[BEGIN]
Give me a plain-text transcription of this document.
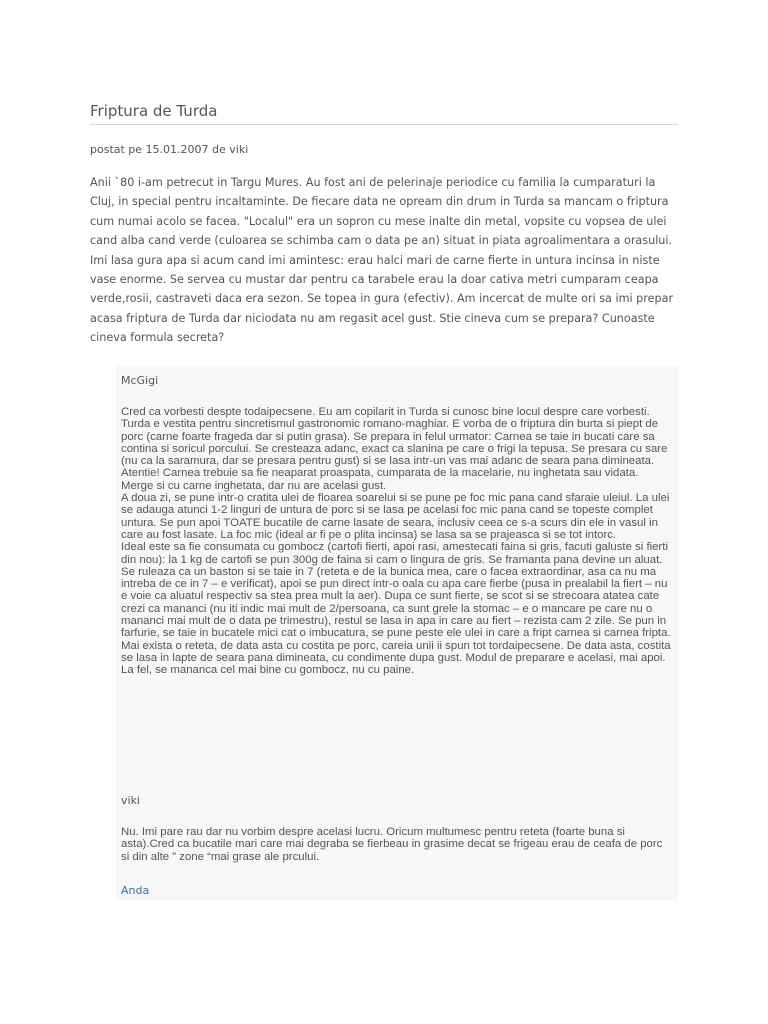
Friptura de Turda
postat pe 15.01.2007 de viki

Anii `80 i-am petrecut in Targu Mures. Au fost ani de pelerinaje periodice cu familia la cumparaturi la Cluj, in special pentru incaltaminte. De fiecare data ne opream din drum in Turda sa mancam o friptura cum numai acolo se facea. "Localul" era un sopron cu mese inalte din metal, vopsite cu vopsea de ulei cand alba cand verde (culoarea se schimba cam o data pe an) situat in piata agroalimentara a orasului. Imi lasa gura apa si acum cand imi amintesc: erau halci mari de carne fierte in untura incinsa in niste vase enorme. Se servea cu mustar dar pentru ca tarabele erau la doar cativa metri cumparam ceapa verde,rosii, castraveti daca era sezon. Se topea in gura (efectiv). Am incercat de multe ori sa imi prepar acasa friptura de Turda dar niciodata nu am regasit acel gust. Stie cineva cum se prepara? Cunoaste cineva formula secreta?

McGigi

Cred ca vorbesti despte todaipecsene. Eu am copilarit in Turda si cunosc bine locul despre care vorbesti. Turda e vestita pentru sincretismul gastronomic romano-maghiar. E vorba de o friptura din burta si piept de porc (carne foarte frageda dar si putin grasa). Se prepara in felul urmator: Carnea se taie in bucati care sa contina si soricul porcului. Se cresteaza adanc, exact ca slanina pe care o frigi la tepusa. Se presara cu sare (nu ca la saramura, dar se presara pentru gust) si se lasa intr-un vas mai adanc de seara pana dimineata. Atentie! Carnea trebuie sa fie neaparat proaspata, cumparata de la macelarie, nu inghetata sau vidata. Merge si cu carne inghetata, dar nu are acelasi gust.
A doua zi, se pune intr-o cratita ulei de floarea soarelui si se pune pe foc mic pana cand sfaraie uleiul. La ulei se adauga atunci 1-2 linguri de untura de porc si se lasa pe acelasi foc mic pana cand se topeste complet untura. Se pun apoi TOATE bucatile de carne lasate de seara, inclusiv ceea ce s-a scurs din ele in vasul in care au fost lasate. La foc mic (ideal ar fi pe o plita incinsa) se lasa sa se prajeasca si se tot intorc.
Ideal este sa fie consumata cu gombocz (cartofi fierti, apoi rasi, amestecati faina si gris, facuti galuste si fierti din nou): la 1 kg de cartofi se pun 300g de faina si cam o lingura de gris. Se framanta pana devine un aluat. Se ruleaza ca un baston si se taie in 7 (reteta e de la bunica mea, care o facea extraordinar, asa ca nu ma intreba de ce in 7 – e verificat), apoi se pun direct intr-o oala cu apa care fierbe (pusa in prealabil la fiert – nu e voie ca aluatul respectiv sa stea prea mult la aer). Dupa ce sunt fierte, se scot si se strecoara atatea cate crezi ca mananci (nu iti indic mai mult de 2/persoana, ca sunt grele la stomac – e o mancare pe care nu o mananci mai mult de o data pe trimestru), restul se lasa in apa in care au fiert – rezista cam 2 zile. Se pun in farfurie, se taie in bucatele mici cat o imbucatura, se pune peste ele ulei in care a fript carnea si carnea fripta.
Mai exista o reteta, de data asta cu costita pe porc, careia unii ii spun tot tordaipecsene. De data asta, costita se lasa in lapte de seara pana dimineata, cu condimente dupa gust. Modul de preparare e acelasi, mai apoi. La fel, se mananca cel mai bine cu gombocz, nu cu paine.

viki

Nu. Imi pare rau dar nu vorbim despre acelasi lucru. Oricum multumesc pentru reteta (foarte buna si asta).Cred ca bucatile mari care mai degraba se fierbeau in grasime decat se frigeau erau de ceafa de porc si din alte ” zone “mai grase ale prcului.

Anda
[END]
[BEGIN]
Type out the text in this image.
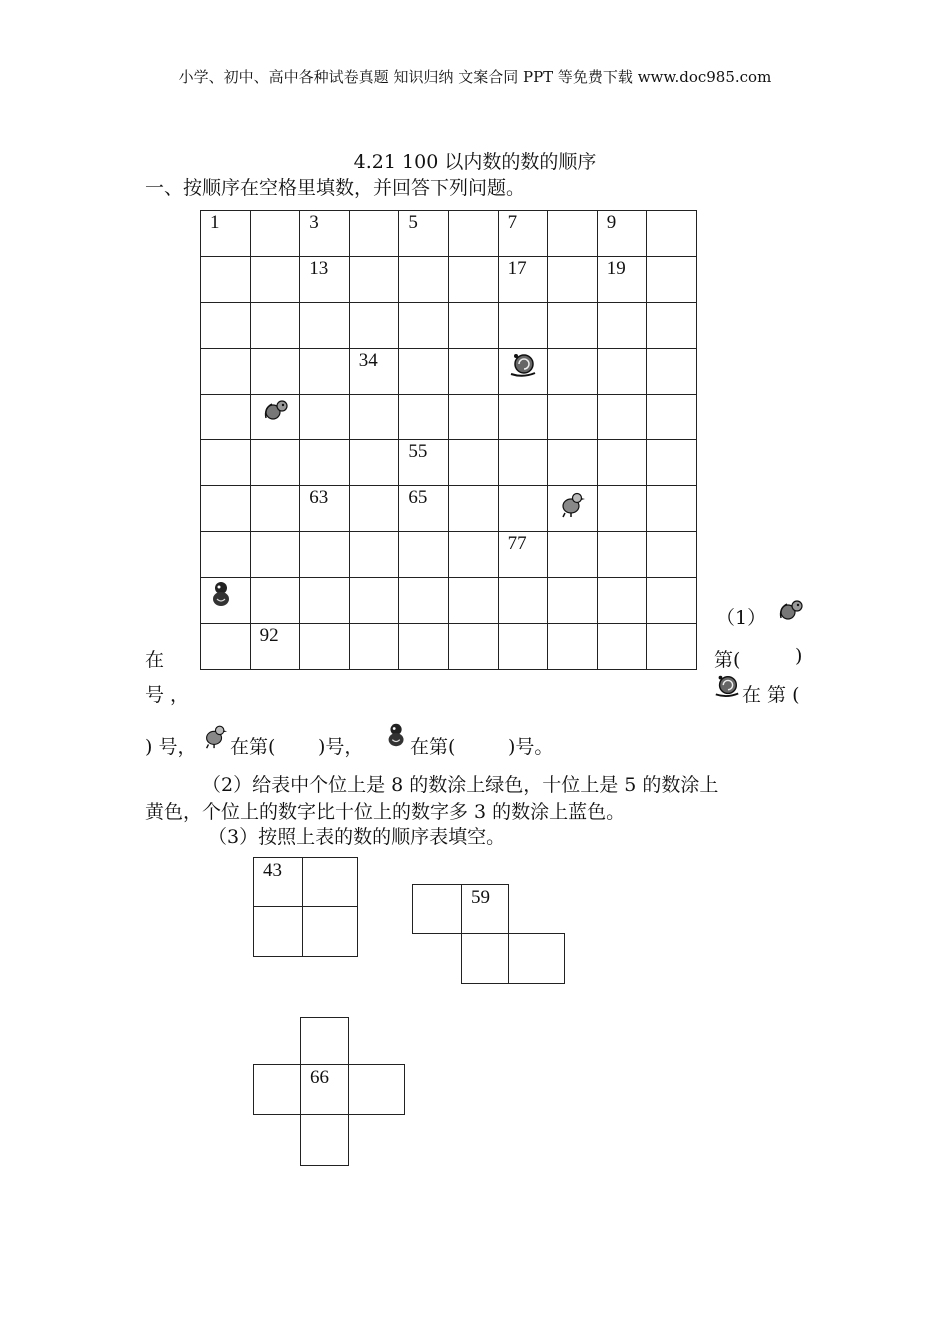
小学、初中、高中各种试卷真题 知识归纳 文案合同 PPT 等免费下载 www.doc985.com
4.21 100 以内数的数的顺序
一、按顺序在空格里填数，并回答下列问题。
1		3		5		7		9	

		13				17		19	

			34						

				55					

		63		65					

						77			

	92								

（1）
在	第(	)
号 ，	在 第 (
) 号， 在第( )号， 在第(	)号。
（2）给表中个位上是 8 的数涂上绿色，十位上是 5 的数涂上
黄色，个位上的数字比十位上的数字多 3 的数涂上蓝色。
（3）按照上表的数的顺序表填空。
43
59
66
[END]
(TASK) Using the records above, copy each line that contains "asta".

(RESPONSE)
Mai exista o reteta, de data asta cu costita pe porc, careia unii ii spun tot tordaipecsene. De data asta, costita se lasa in lapte de seara pana dimineata, cu condimente dupa gust. Modul de preparare e acelasi, mai apoi. La fel, se mananca cel mai bine cu gombocz, nu cu paine.
Nu. Imi pare rau dar nu vorbim despre acelasi lucru. Oricum multumesc pentru reteta (foarte buna si asta).Cred ca bucatile mari care mai degraba se fierbeau in grasime decat se frigeau erau de ceafa de porc si din alte ” zone “mai grase ale prcului.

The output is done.